What is being asked -
Every line with the string "document" should be gathered.

Records provided -

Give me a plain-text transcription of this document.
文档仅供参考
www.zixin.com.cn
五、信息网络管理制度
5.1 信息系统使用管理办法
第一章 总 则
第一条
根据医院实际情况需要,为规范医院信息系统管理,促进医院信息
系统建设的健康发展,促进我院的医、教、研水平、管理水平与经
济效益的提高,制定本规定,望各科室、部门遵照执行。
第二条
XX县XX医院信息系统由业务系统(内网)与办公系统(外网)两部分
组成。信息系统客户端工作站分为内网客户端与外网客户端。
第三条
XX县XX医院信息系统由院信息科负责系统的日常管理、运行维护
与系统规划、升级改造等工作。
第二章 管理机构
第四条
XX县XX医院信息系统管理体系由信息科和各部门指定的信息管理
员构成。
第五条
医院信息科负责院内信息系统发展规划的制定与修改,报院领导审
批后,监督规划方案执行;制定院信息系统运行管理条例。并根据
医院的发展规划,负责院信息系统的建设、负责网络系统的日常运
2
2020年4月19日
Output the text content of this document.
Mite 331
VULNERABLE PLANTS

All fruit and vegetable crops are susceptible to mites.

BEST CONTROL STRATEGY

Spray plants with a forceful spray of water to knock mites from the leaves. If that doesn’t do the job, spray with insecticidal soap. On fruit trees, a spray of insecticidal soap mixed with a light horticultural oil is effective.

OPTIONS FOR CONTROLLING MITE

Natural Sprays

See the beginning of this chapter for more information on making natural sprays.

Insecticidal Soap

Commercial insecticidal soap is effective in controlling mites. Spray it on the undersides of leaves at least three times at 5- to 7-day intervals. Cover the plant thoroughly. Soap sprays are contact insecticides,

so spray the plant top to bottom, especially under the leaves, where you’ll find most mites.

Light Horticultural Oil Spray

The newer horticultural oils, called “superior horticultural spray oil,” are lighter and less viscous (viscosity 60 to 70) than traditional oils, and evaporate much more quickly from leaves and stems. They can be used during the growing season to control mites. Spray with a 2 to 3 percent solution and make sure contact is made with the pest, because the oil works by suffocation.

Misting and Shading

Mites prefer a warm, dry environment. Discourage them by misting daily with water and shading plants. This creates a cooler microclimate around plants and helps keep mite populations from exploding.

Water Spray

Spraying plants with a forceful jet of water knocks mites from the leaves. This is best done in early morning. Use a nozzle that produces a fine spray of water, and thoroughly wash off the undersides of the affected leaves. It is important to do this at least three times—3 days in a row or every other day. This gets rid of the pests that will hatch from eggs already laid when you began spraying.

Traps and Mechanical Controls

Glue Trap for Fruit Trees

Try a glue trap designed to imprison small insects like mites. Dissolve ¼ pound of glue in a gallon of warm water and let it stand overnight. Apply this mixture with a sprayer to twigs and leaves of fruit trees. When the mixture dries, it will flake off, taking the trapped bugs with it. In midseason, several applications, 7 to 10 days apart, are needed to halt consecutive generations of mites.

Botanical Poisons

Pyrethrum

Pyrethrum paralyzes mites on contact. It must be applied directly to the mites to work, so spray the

Full output -
Give me a plain-text transcription of this document.
Output the text content of this document.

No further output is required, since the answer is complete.